Copy all lines holding the word "frac" from the entries.

[Input for this task]
::::::::::

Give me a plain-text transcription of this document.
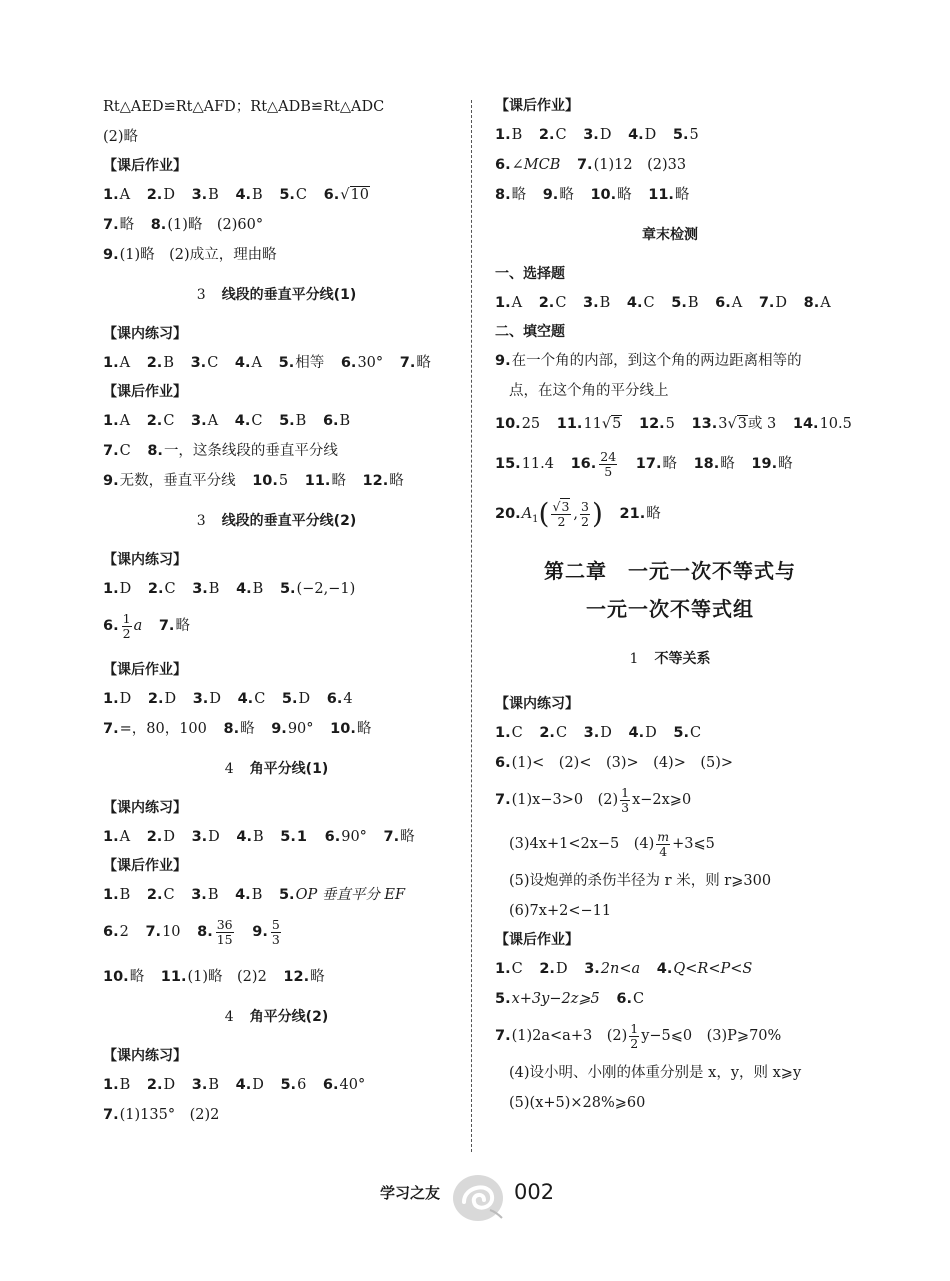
Rt△AED≌Rt△AFD；Rt△ADB≌Rt△ADC
(2)略
【课后作业】
1.A 2.D 3.B 4.B 5.C 6.√10
7.略 8.(1)略　(2)60°
9.(1)略　(2)成立，理由略
3 线段的垂直平分线(1)
【课内练习】
1.A 2.B 3.C 4.A 5.相等 6.30° 7.略
【课后作业】
1.A 2.C 3.A 4.C 5.B 6.B
7.C 8.一，这条线段的垂直平分线
9.无数，垂直平分线 10.5 11.略 12.略
3 线段的垂直平分线(2)
【课内练习】
1.D 2.C 3.B 4.B 5.(−2,−1)
6. $\frac{1}{2}$ a 7.略
【课后作业】
1.D 2.D 3.D 4.C 5.D 6.4
7.=，80，100 8.略 9.90° 10.略
4 角平分线(1)
【课内练习】
1.A 2.D 3.D 4.B 5.1 6.90° 7.略
【课后作业】
1.B 2.C 3.B 4.B 5.OP 垂直平分 EF
6.2 7.10 8. $\frac{36}{15} 9$. $\frac{5}{3}$
10.略 11.(1)略　(2)2 12.略
4 角平分线(2)
【课内练习】
1.B 2.D 3.B 4.D 5.6 6.40°
7.(1)135°　(2)2
【课后作业】
1.B 2.C 3.D 4.D 5.5
6.∠MCB 7.(1)12　(2)33
8.略 9.略 10.略 11.略
章末检测
一、选择题
1.A 2.C 3.B 4.C 5.B 6.A 7.D 8.A
二、填空题
9.在一个角的内部，到这个角的两边距离相等的
点，在这个角的平分线上
10.25 11.11√5 12.5 13.3√3或 3 14.10.5
15.11.4 16. $\frac{24}{5} 17$.略 18.略 19.略
$20.A_1( \frac{√3}{2}$ , $\frac{3}{2}$ ) 21.略
第二章　一元一次不等式与
一元一次不等式组
1 不等关系
【课内练习】
1.C 2.C 3.D 4.D 5.C
6.(1)<　(2)<　(3)>　(4)>　(5)>
7.(1)x−3>0　$(2) \frac{1}{3}$ x−2x⩾0
(3)4x+1<2x−5　$(4) \frac{m}{4}$ +3⩽5
(5)设炮弹的杀伤半径为 r 米，则 r⩾300
(6)7x+2<−11
【课后作业】
1.C 2.D 3.2n<a 4.Q<R<P<S
5.x+3y−2z⩾5 6.C
7.(1)2a<a+3　$(2) \frac{1}{2}$ y−5⩽0　(3)P⩾70%
(4)设小明、小刚的体重分别是 x，y，则 x⩾y
(5)(x+5)×28%⩾60
学习之友	002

::::::::::

[The result]
6. $\frac{1}{2}$ a 7.略
6.2 7.10 8. $\frac{36}{15} 9$. $\frac{5}{3}$
15.11.4 16. $\frac{24}{5} 17$.略 18.略 19.略
$20.A_1( \frac{√3}{2}$ , $\frac{3}{2}$ ) 21.略
7.(1)x−3>0　$(2) \frac{1}{3}$ x−2x⩾0
(3)4x+1<2x−5　$(4) \frac{m}{4}$ +3⩽5
7.(1)2a<a+3　$(2) \frac{1}{2}$ y−5⩽0　(3)P⩾70%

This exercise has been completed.